● Exercise aim
Some lines below hold "Buben". Pick them out and copy them.

● Records for the task
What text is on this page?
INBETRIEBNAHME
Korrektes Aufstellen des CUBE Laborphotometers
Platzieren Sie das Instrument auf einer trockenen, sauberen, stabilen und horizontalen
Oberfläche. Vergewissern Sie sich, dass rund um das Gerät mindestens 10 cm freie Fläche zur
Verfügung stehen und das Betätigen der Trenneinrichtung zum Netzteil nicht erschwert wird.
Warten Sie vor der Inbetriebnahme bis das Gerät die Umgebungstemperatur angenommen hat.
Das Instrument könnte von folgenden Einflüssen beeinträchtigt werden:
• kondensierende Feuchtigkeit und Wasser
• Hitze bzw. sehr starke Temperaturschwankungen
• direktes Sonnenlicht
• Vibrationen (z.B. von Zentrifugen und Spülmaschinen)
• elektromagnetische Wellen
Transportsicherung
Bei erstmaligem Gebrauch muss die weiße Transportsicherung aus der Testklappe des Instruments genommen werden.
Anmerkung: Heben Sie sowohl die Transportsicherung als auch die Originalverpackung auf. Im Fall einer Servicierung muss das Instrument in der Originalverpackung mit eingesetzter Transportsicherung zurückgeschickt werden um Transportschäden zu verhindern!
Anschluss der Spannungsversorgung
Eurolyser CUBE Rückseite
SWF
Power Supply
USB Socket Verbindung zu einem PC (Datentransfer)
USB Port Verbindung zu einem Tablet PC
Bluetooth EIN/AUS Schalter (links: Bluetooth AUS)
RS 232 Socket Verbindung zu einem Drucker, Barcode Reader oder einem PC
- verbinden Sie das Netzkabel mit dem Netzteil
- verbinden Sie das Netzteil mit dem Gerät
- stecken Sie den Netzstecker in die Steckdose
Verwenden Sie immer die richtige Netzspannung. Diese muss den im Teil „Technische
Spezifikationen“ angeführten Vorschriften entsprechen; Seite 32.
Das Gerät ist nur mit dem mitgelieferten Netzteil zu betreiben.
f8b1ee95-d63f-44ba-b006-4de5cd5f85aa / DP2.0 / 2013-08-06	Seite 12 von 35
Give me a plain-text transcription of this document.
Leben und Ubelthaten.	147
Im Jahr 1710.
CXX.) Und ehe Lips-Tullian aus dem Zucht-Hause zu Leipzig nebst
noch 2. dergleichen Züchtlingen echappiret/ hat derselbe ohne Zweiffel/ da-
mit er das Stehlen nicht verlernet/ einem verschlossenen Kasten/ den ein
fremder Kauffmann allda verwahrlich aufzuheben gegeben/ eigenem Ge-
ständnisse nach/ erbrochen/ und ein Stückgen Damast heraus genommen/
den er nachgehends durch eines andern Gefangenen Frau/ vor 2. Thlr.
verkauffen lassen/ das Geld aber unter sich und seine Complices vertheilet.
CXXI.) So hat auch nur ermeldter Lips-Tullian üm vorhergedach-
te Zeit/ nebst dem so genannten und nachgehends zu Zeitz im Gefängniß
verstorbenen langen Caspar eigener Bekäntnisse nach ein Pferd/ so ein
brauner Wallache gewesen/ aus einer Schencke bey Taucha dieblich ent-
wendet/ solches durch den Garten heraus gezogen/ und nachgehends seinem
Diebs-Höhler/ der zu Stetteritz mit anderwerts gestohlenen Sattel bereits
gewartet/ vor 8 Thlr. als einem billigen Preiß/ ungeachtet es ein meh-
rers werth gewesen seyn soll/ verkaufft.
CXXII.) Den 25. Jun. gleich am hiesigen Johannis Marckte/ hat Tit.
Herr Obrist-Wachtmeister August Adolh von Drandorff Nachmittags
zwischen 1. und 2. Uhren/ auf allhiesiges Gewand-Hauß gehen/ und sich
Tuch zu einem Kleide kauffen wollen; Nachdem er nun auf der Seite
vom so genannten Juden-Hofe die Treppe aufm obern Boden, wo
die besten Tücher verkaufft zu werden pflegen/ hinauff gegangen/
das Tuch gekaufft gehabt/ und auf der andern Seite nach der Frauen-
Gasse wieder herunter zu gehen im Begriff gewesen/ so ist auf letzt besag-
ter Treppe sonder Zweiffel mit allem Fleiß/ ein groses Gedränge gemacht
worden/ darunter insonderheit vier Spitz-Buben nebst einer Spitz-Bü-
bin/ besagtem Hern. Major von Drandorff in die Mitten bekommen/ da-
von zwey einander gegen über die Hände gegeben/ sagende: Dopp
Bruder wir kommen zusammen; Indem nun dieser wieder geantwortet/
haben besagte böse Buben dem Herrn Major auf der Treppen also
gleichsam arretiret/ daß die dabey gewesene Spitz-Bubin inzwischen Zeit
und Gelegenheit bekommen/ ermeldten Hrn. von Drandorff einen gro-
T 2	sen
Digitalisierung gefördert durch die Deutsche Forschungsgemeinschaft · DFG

● Expected output
worden/ darunter insonderheit vier Spitz-Buben nebst einer Spitz-Bü-
haben besagte böse Buben dem Herrn Major auf der Treppen also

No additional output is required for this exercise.